**WHAT NEEDS TO BE DONE:** Repeat each record exactly. Any picture gets left out.
----
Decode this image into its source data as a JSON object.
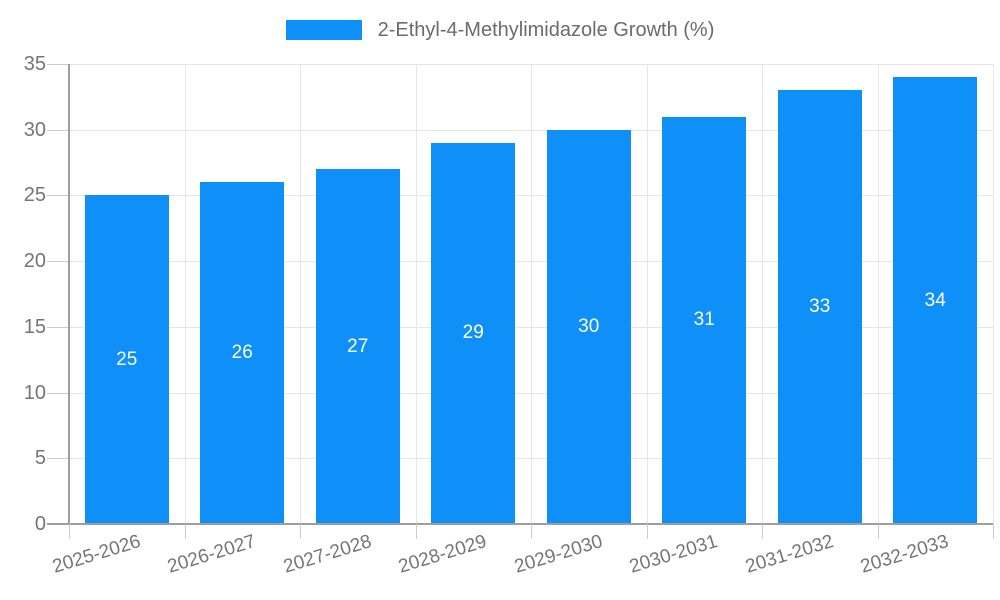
{
  "chart_data": {
    "type": "bar",
    "legend": "2-Ethyl-4-Methylimidazole Growth (%)",
    "series": [
      {
        "name": "2-Ethyl-4-Methylimidazole Growth (%)",
        "values": [
          25,
          26,
          27,
          29,
          30,
          31,
          33,
          34
        ]
      }
    ],
    "categories": [
      "2025-2026",
      "2026-2027",
      "2027-2028",
      "2028-2029",
      "2029-2030",
      "2030-2031",
      "2031-2032",
      "2032-2033"
    ],
    "bar_labels": [
      "25",
      "26",
      "27",
      "29",
      "30",
      "31",
      "33",
      "34"
    ],
    "yticks": [
      "0",
      "5",
      "10",
      "15",
      "20",
      "25",
      "30",
      "35"
    ],
    "ylim": [
      0,
      35
    ],
    "ytick_step": 5,
    "grid": true,
    "legend_position": "top-center",
    "xlabel": "",
    "ylabel": ""
  },
  "colors": {
    "bar": "#0e90f8",
    "bar_value_text": "#ffffff",
    "axis_text": "#757575",
    "legend_text": "#6b6b6b",
    "gridline": "#e6e6e6",
    "tick": "#cccccc",
    "axis_line": "#9e9e9e",
    "background": "#ffffff"
  }
}
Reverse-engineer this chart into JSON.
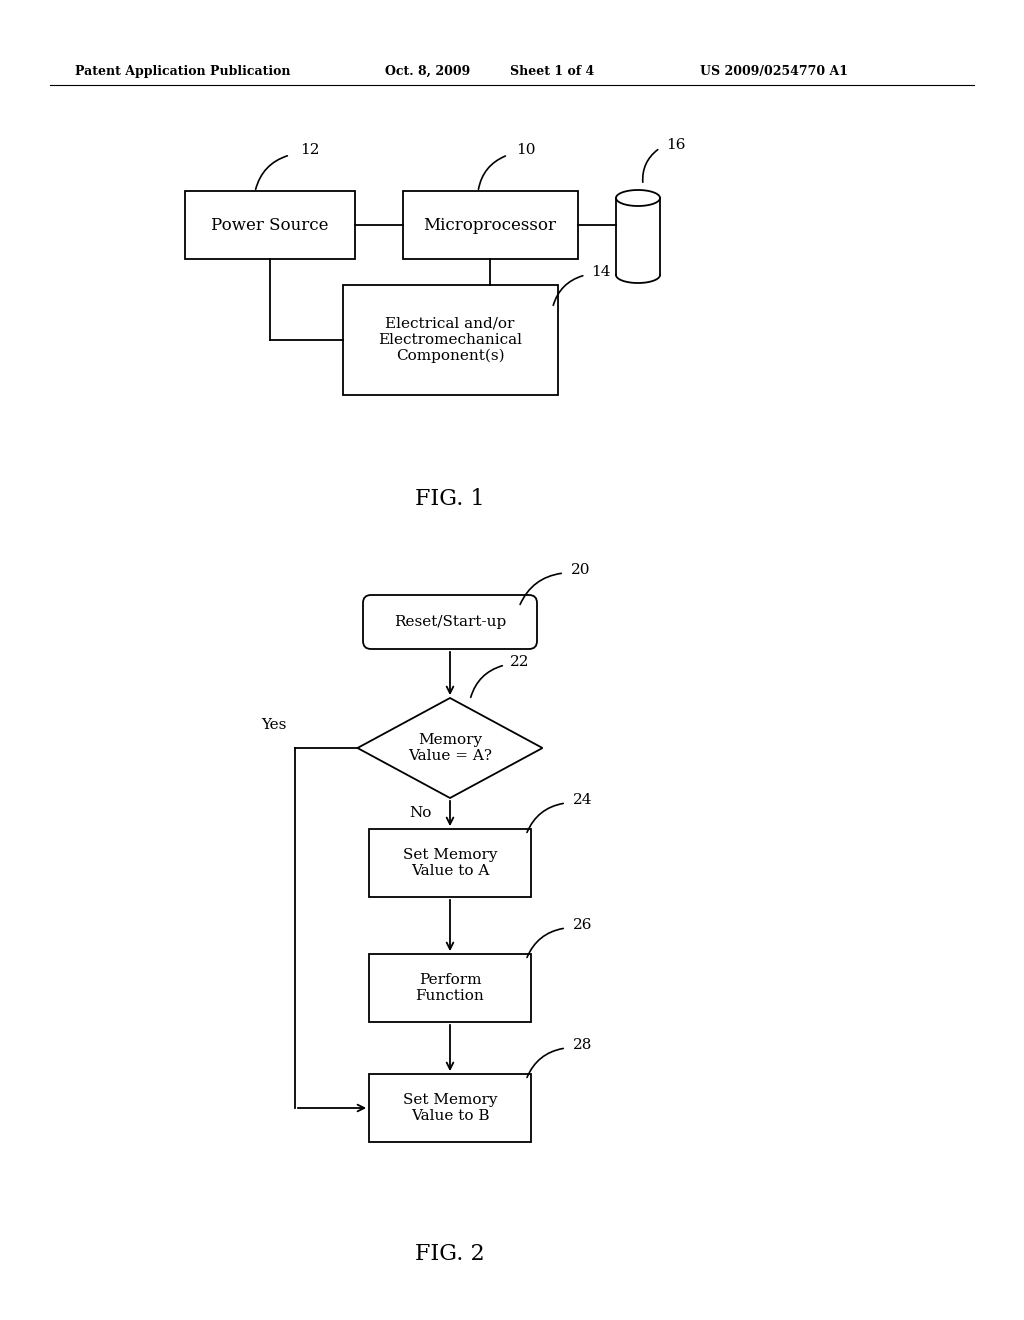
{
  "bg_color": "#ffffff",
  "header_text": "Patent Application Publication",
  "header_date": "Oct. 8, 2009",
  "header_sheet": "Sheet 1 of 4",
  "header_patent": "US 2009/0254770 A1",
  "fig1_label": "FIG. 1",
  "fig2_label": "FIG. 2",
  "lw": 1.3
}
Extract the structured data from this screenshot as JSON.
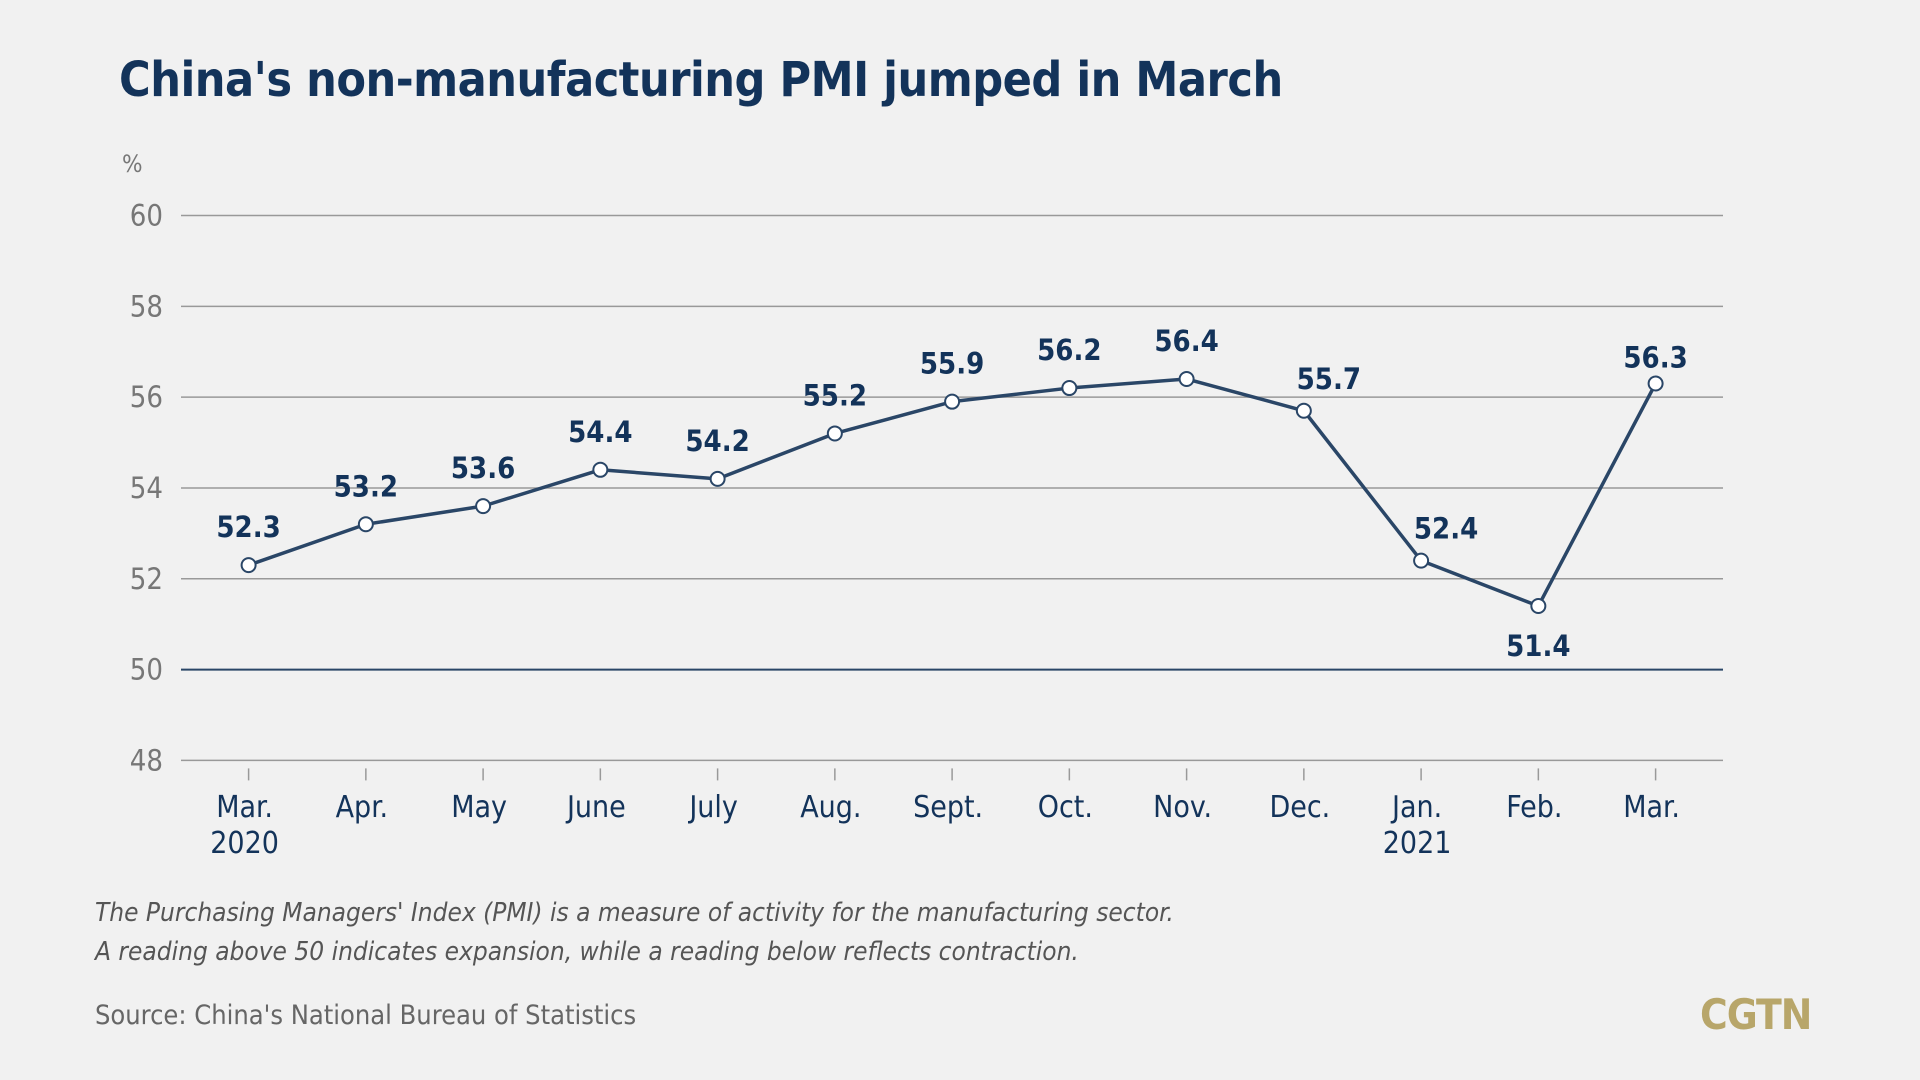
{
  "chart_data": {
    "type": "line",
    "title": "China's non-manufacturing PMI jumped in March",
    "ylabel": "%",
    "ylim": [
      48,
      60
    ],
    "yticks": [
      48,
      50,
      52,
      54,
      56,
      58,
      60
    ],
    "categories": [
      "Mar.\n2020",
      "Apr.",
      "May",
      "June",
      "July",
      "Aug.",
      "Sept.",
      "Oct.",
      "Nov.",
      "Dec.",
      "Jan.\n2021",
      "Feb.",
      "Mar."
    ],
    "values": [
      52.3,
      53.2,
      53.6,
      54.4,
      54.2,
      55.2,
      55.9,
      56.2,
      56.4,
      55.7,
      52.4,
      51.4,
      56.3
    ],
    "reference_line": 50,
    "grid": true,
    "colors": {
      "line": "#2a4667",
      "labels": "#13335a",
      "grid": "#999999"
    }
  },
  "footnotes": [
    "The Purchasing Managers' Index (PMI) is a measure of activity for the manufacturing sector.",
    "A reading above 50 indicates expansion, while a reading below reflects contraction."
  ],
  "source": "Source: China's National Bureau of Statistics",
  "logo": "CGTN"
}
----
**EXERCISE OUTPUT:**
Decode this image into its source data as a JSON object.
{
  "chart_data": {
    "type": "bar",
    "legend": "2-Ethyl-4-Methylimidazole Growth (%)",
    "series": [
      {
        "name": "2-Ethyl-4-Methylimidazole Growth (%)",
        "values": [
          25,
          26,
          27,
          29,
          30,
          31,
          33,
          34
        ]
      }
    ],
    "categories": [
      "2025-2026",
      "2026-2027",
      "2027-2028",
      "2028-2029",
      "2029-2030",
      "2030-2031",
      "2031-2032",
      "2032-2033"
    ],
    "bar_labels": [
      "25",
      "26",
      "27",
      "29",
      "30",
      "31",
      "33",
      "34"
    ],
    "yticks": [
      "0",
      "5",
      "10",
      "15",
      "20",
      "25",
      "30",
      "35"
    ],
    "ylim": [
      0,
      35
    ],
    "ytick_step": 5,
    "grid": true,
    "legend_position": "top-center",
    "xlabel": "",
    "ylabel": ""
  },
  "colors": {
    "bar": "#0e90f8",
    "bar_value_text": "#ffffff",
    "axis_text": "#757575",
    "legend_text": "#6b6b6b",
    "gridline": "#e6e6e6",
    "tick": "#cccccc",
    "axis_line": "#9e9e9e",
    "background": "#ffffff"
  }
}
Reverse-engineer this chart into JSON.
{
  "bg_color": "#ffffff",
  "header_text": "Patent Application Publication",
  "header_date": "Oct. 8, 2009",
  "header_sheet": "Sheet 1 of 4",
  "header_patent": "US 2009/0254770 A1",
  "fig1_label": "FIG. 1",
  "fig2_label": "FIG. 2",
  "lw": 1.3
}
Extract the structured data from this screenshot as JSON.
{
  "chart_data": {
    "type": "line",
    "title": "China's non-manufacturing PMI jumped in March",
    "ylabel": "%",
    "ylim": [
      48,
      60
    ],
    "yticks": [
      48,
      50,
      52,
      54,
      56,
      58,
      60
    ],
    "categories": [
      "Mar.\n2020",
      "Apr.",
      "May",
      "June",
      "July",
      "Aug.",
      "Sept.",
      "Oct.",
      "Nov.",
      "Dec.",
      "Jan.\n2021",
      "Feb.",
      "Mar."
    ],
    "values": [
      52.3,
      53.2,
      53.6,
      54.4,
      54.2,
      55.2,
      55.9,
      56.2,
      56.4,
      55.7,
      52.4,
      51.4,
      56.3
    ],
    "reference_line": 50,
    "grid": true,
    "colors": {
      "line": "#2a4667",
      "labels": "#13335a",
      "grid": "#999999"
    }
  },
  "footnotes": [
    "The Purchasing Managers' Index (PMI) is a measure of activity for the manufacturing sector.",
    "A reading above 50 indicates expansion, while a reading below reflects contraction."
  ],
  "source": "Source: China's National Bureau of Statistics",
  "logo": "CGTN"
}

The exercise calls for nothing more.